* Written instruction
Count the lines below that contain the string "tick", and reply with that number alone.

START Data supplied

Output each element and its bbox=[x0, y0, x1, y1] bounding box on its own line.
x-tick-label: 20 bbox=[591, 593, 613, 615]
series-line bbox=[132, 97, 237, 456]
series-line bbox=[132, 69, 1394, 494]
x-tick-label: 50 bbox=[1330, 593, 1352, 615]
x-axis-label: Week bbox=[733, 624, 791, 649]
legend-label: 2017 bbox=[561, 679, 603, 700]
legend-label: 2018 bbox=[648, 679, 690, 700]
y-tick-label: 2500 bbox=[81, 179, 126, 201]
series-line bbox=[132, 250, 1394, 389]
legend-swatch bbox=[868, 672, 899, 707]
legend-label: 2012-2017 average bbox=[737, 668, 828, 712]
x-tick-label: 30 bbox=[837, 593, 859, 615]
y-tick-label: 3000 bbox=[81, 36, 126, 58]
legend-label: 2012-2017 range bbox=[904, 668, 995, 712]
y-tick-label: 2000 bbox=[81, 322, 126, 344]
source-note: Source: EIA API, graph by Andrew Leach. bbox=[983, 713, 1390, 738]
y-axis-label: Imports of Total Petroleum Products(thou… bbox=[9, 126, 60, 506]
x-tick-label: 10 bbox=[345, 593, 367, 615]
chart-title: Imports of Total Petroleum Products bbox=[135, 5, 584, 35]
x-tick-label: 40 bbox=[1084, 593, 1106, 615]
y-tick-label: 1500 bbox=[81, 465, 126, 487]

END Data supplied

* Solution below
9